**WORK TO DO**: Review the listing and copy each line that holds the word "Rueda".

**INPUT DATA**:
◆ ◆ ◆
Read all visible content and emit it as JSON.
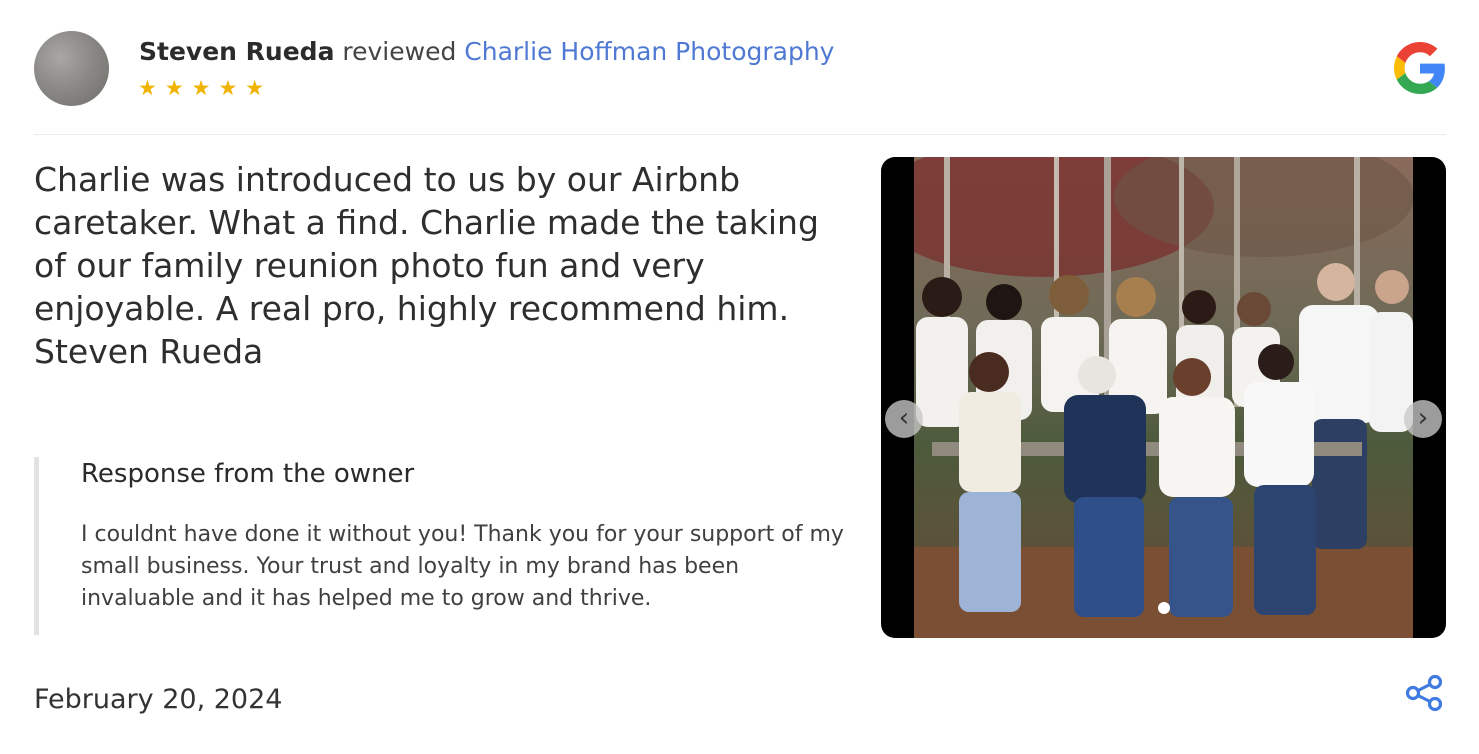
{
  "review": {
    "reviewer_name": "Steven Rueda",
    "reviewed_word": "reviewed",
    "business_name": "Charlie Hoffman Photography",
    "rating": 5,
    "stars": "★★★★★",
    "text": "Charlie was introduced to us by our Airbnb caretaker. What a find. Charlie made the taking of our family reunion photo fun and very enjoyable. A real pro, highly recommend him. Steven Rueda",
    "date": "February 20, 2024"
  },
  "owner_response": {
    "title": "Response from the owner",
    "text": "I couldnt have done it without you! Thank you for your support of my small business. Your trust and loyalty in my brand has been invaluable and it has helped me to grow and thrive."
  },
  "gallery": {
    "prev_label": "‹",
    "next_label": "›",
    "current_index": 1,
    "total": 1
  },
  "icons": {
    "logo": "google-icon",
    "share": "share-icon"
  },
  "colors": {
    "star": "#f0b400",
    "link": "#4f79d3",
    "share": "#3f7be0"
  }
}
◆ ◆ ◆
**WRITTEN ANSWER**:
    "reviewer_name": "Steven Rueda",
    "text": "Charlie was introduced to us by our Airbnb caretaker. What a find. Charlie made the taking of our family reunion photo fun and very enjoyable. A real pro, highly recommend him. Steven Rueda",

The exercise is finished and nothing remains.